<<<<
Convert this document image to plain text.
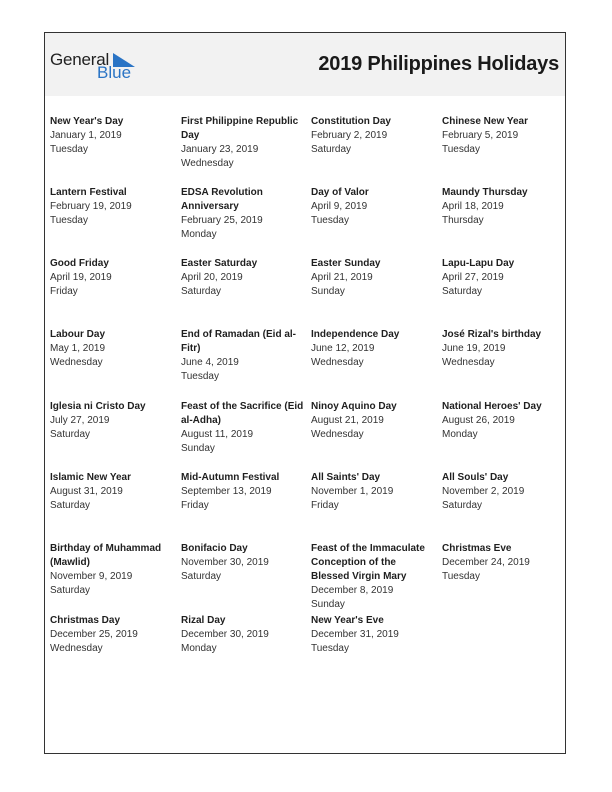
General
Blue	2019 Philippines Holidays
New Year's Day
January 1, 2019
Tuesday
First Philippine Republic Day
January 23, 2019
Wednesday
Constitution Day
February 2, 2019
Saturday
Chinese New Year
February 5, 2019
Tuesday
Lantern Festival
February 19, 2019
Tuesday
EDSA Revolution Anniversary
February 25, 2019
Monday
Day of Valor
April 9, 2019
Tuesday
Maundy Thursday
April 18, 2019
Thursday
Good Friday
April 19, 2019
Friday
Easter Saturday
April 20, 2019
Saturday
Easter Sunday
April 21, 2019
Sunday
Lapu-Lapu Day
April 27, 2019
Saturday
Labour Day
May 1, 2019
Wednesday
End of Ramadan (Eid al-Fitr)
June 4, 2019
Tuesday
Independence Day
June 12, 2019
Wednesday
José Rizal's birthday
June 19, 2019
Wednesday
Iglesia ni Cristo Day
July 27, 2019
Saturday
Feast of the Sacrifice (Eid al-Adha)
August 11, 2019
Sunday
Ninoy Aquino Day
August 21, 2019
Wednesday
National Heroes' Day
August 26, 2019
Monday
Islamic New Year
August 31, 2019
Saturday
Mid-Autumn Festival
September 13, 2019
Friday
All Saints' Day
November 1, 2019
Friday
All Souls' Day
November 2, 2019
Saturday
Birthday of Muhammad (Mawlid)
November 9, 2019
Saturday
Bonifacio Day
November 30, 2019
Saturday
Feast of the Immaculate Conception of the Blessed Virgin Mary
December 8, 2019
Sunday
Christmas Eve
December 24, 2019
Tuesday
Christmas Day
December 25, 2019
Wednesday
Rizal Day
December 30, 2019
Monday
New Year's Eve
December 31, 2019
Tuesday
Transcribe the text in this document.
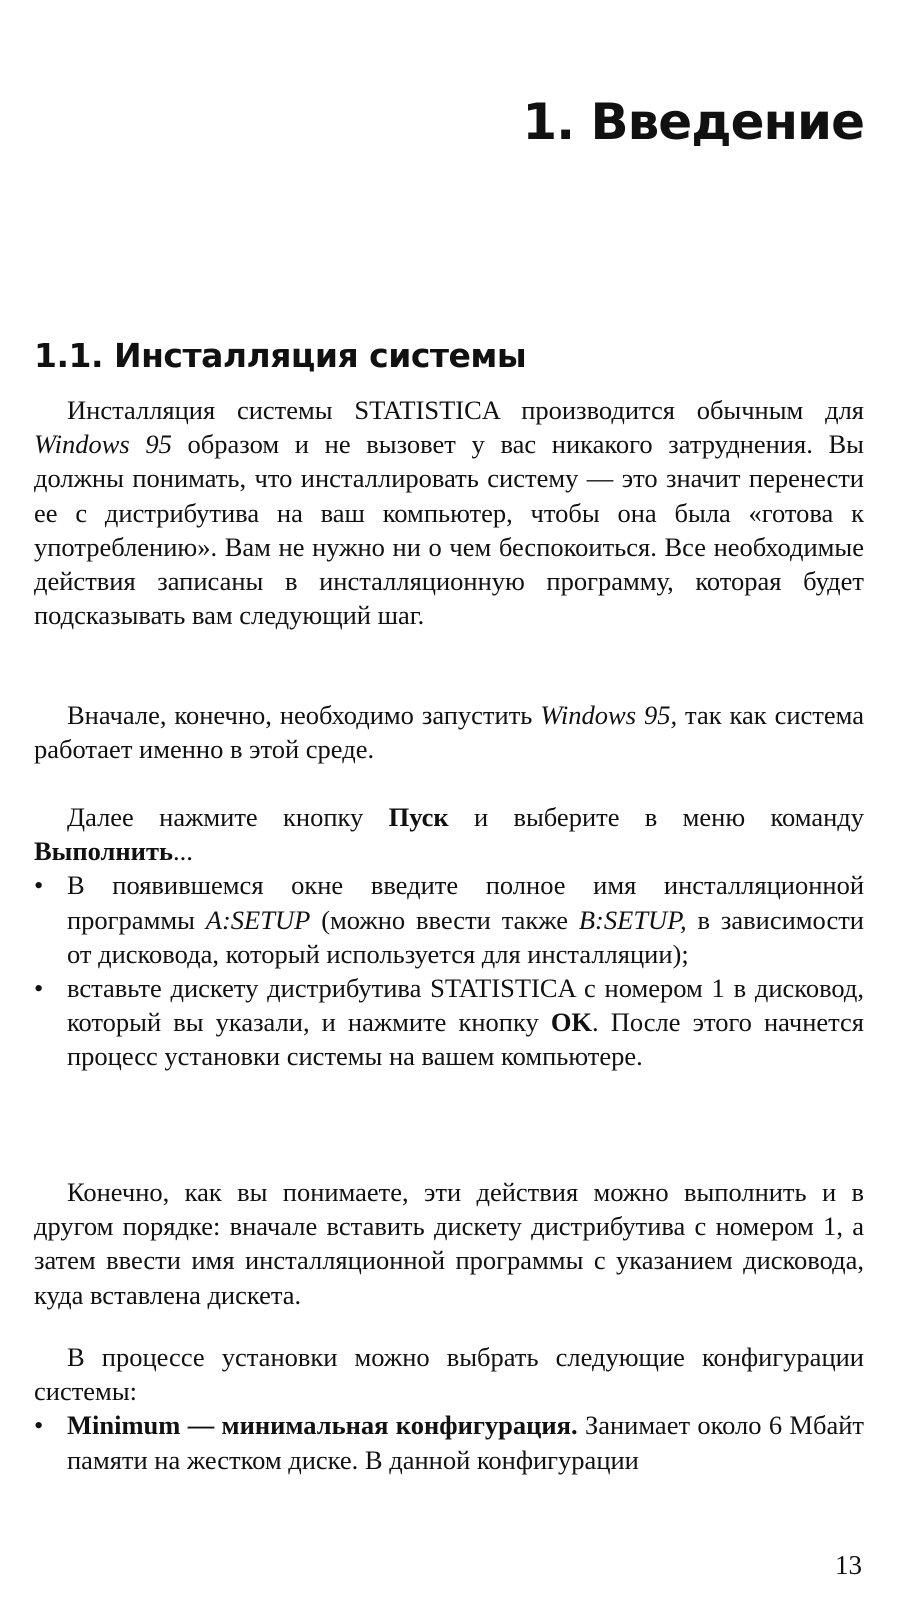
1. Введение
1.1. Инсталляция системы

Инсталляция системы STATISTICA производится обычным для Windows 95 образом и не вызовет у вас никакого затруднения. Вы должны понимать, что инсталлировать систему — это значит перенести ее с дистрибутива на ваш компьютер, чтобы она была «готова к употреблению». Вам не нужно ни о чем беспокоиться. Все необходимые действия записаны в инсталляционную программу, которая будет подсказывать вам следующий шаг.

Вначале, конечно, необходимо запустить Windows 95, так как система работает именно в этой среде.

Далее нажмите кнопку Пуск и выберите в меню команду Выполнить...

• В появившемся окне введите полное имя инсталляционной программы A:SETUP (можно ввести также B:SETUP, в зависимости от дисковода, который используется для инсталляции);
• вставьте дискету дистрибутива STATISTICA с номером 1 в дисковод, который вы указали, и нажмите кнопку OK. После этого начнется процесс установки системы на вашем компьютере.

Конечно, как вы понимаете, эти действия можно выполнить и в другом порядке: вначале вставить дискету дистрибутива с номером 1, а затем ввести имя инсталляционной программы с указанием дисковода, куда вставлена дискета.

В процессе установки можно выбрать следующие конфигурации системы:

• Minimum — минимальная конфигурация. Занимает около 6 Мбайт памяти на жестком диске. В данной конфигурации

13
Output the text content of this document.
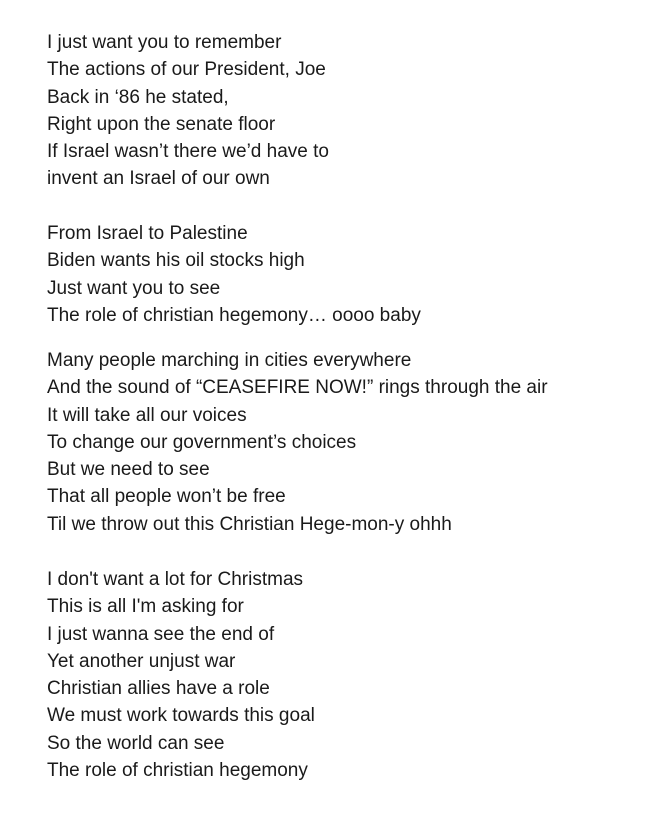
I just want you to remember
The actions of our President, Joe
Back in ‘86 he stated,
Right upon the senate floor
If Israel wasn’t there we’d have to
invent an Israel of our own
From Israel to Palestine
Biden wants his oil stocks high
Just want you to see
The role of christian hegemony… oooo baby
Many people marching in cities everywhere
And the sound of “CEASEFIRE NOW!” rings through the air
It will take all our voices
To change our government’s choices
But we need to see
That all people won’t be free
Til we throw out this Christian Hege-mon-y ohhh
I don't want a lot for Christmas
This is all I'm asking for
I just wanna see the end of
Yet another unjust war
Christian allies have a role
We must work towards this goal
So the world can see
The role of christian hegemony
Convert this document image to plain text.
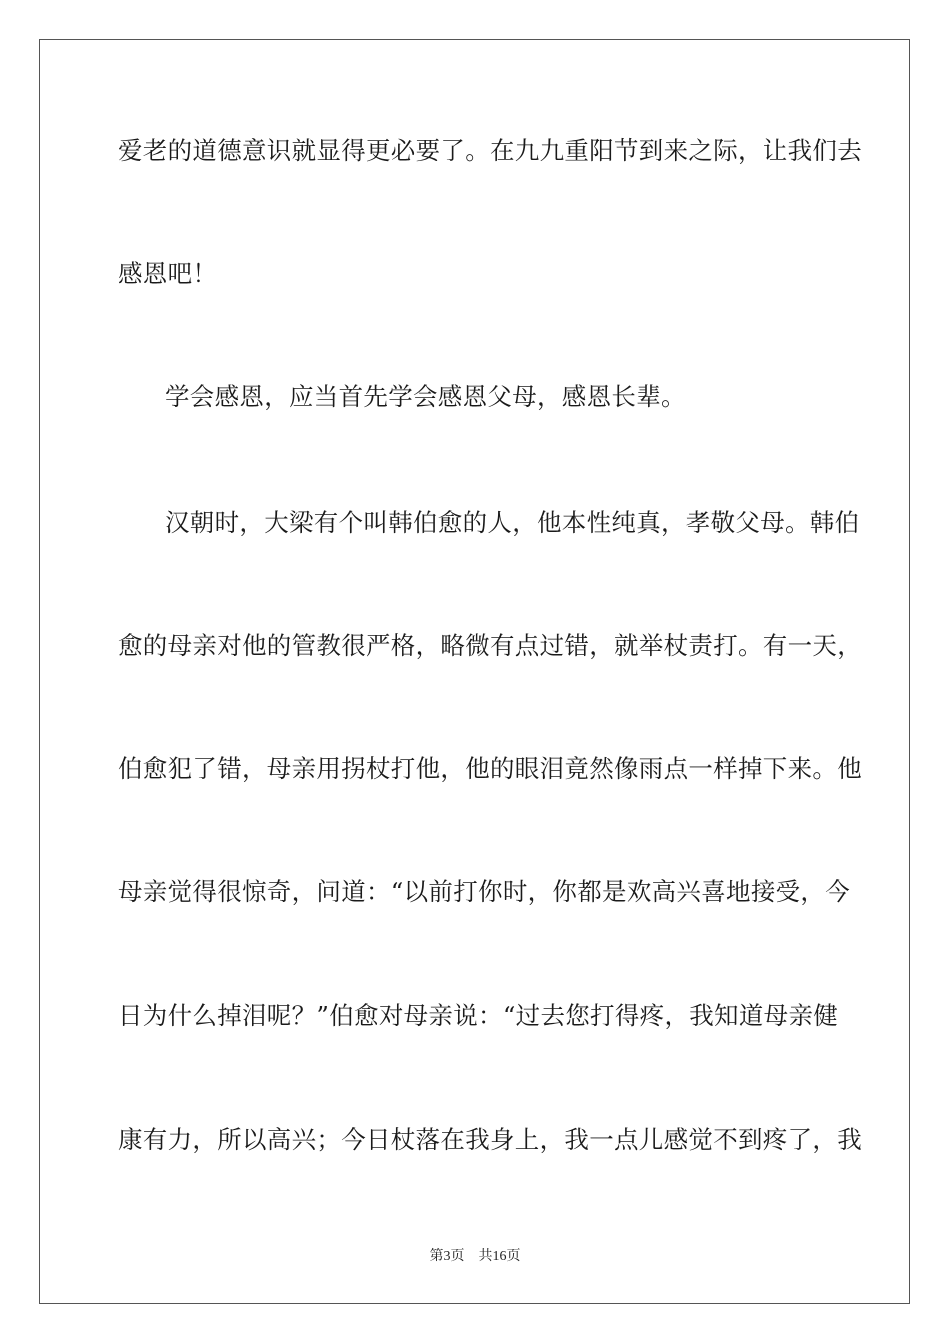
爱老的道德意识就显得更必要了。在九九重阳节到来之际，让我们去
感恩吧！
学会感恩，应当首先学会感恩父母，感恩长辈。
汉朝时，大梁有个叫韩伯愈的人，他本性纯真，孝敬父母。韩伯
愈的母亲对他的管教很严格，略微有点过错，就举杖责打。有一天，
伯愈犯了错，母亲用拐杖打他，他的眼泪竟然像雨点一样掉下来。他
母亲觉得很惊奇，问道：“以前打你时，你都是欢高兴喜地接受，今
日为什么掉泪呢？”伯愈对母亲说：“过去您打得疼，我知道母亲健
康有力，所以高兴；今日杖落在我身上，我一点儿感觉不到疼了，我
第3页 共16页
>>>>
Work required »
From the records given above, reproduce all text exactly and exclude each picture.

Written response »
Convert this document image to plain text.
General
Blue	2019 Philippines Holidays
New Year's Day
January 1, 2019
Tuesday
First Philippine Republic Day
January 23, 2019
Wednesday
Constitution Day
February 2, 2019
Saturday
Chinese New Year
February 5, 2019
Tuesday
Lantern Festival
February 19, 2019
Tuesday
EDSA Revolution Anniversary
February 25, 2019
Monday
Day of Valor
April 9, 2019
Tuesday
Maundy Thursday
April 18, 2019
Thursday
Good Friday
April 19, 2019
Friday
Easter Saturday
April 20, 2019
Saturday
Easter Sunday
April 21, 2019
Sunday
Lapu-Lapu Day
April 27, 2019
Saturday
Labour Day
May 1, 2019
Wednesday
End of Ramadan (Eid al-Fitr)
June 4, 2019
Tuesday
Independence Day
June 12, 2019
Wednesday
José Rizal's birthday
June 19, 2019
Wednesday
Iglesia ni Cristo Day
July 27, 2019
Saturday
Feast of the Sacrifice (Eid al-Adha)
August 11, 2019
Sunday
Ninoy Aquino Day
August 21, 2019
Wednesday
National Heroes' Day
August 26, 2019
Monday
Islamic New Year
August 31, 2019
Saturday
Mid-Autumn Festival
September 13, 2019
Friday
All Saints' Day
November 1, 2019
Friday
All Souls' Day
November 2, 2019
Saturday
Birthday of Muhammad (Mawlid)
November 9, 2019
Saturday
Bonifacio Day
November 30, 2019
Saturday
Feast of the Immaculate Conception of the Blessed Virgin Mary
December 8, 2019
Sunday
Christmas Eve
December 24, 2019
Tuesday
Christmas Day
December 25, 2019
Wednesday
Rizal Day
December 30, 2019
Monday
New Year's Eve
December 31, 2019
Tuesday
Transcribe the text in this document.
1. Введение
1.1. Инсталляция системы

Инсталляция системы STATISTICA производится обычным для Windows 95 образом и не вызовет у вас никакого затруднения. Вы должны понимать, что инсталлировать систему — это значит перенести ее с дистрибутива на ваш компьютер, чтобы она была «готова к употреблению». Вам не нужно ни о чем беспокоиться. Все необходимые действия записаны в инсталляционную программу, которая будет подсказывать вам следующий шаг.

Вначале, конечно, необходимо запустить Windows 95, так как система работает именно в этой среде.

Далее нажмите кнопку Пуск и выберите в меню команду Выполнить...

• В появившемся окне введите полное имя инсталляционной программы A:SETUP (можно ввести также B:SETUP, в зависимости от дисковода, который используется для инсталляции);
• вставьте дискету дистрибутива STATISTICA с номером 1 в дисковод, который вы указали, и нажмите кнопку OK. После этого начнется процесс установки системы на вашем компьютере.

Конечно, как вы понимаете, эти действия можно выполнить и в другом порядке: вначале вставить дискету дистрибутива с номером 1, а затем ввести имя инсталляционной программы с указанием дисковода, куда вставлена дискета.

В процессе установки можно выбрать следующие конфигурации системы:

• Minimum — минимальная конфигурация. Занимает около 6 Мбайт памяти на жестком диске. В данной конфигурации

13
Output the text content of this document.
I just want you to remember
The actions of our President, Joe
Back in ‘86 he stated,
Right upon the senate floor
If Israel wasn’t there we’d have to
invent an Israel of our own
From Israel to Palestine
Biden wants his oil stocks high
Just want you to see
The role of christian hegemony… oooo baby
Many people marching in cities everywhere
And the sound of “CEASEFIRE NOW!” rings through the air
It will take all our voices
To change our government’s choices
But we need to see
That all people won’t be free
Til we throw out this Christian Hege-mon-y ohhh
I don't want a lot for Christmas
This is all I'm asking for
I just wanna see the end of
Yet another unjust war
Christian allies have a role
We must work towards this goal
So the world can see
The role of christian hegemony
Convert this document image to plain text.
爱老的道德意识就显得更必要了。在九九重阳节到来之际，让我们去
感恩吧！
学会感恩，应当首先学会感恩父母，感恩长辈。
汉朝时，大梁有个叫韩伯愈的人，他本性纯真，孝敬父母。韩伯
愈的母亲对他的管教很严格，略微有点过错，就举杖责打。有一天，
伯愈犯了错，母亲用拐杖打他，他的眼泪竟然像雨点一样掉下来。他
母亲觉得很惊奇，问道：“以前打你时，你都是欢高兴喜地接受，今
日为什么掉泪呢？”伯愈对母亲说：“过去您打得疼，我知道母亲健
康有力，所以高兴；今日杖落在我身上，我一点儿感觉不到疼了，我
第3页 共16页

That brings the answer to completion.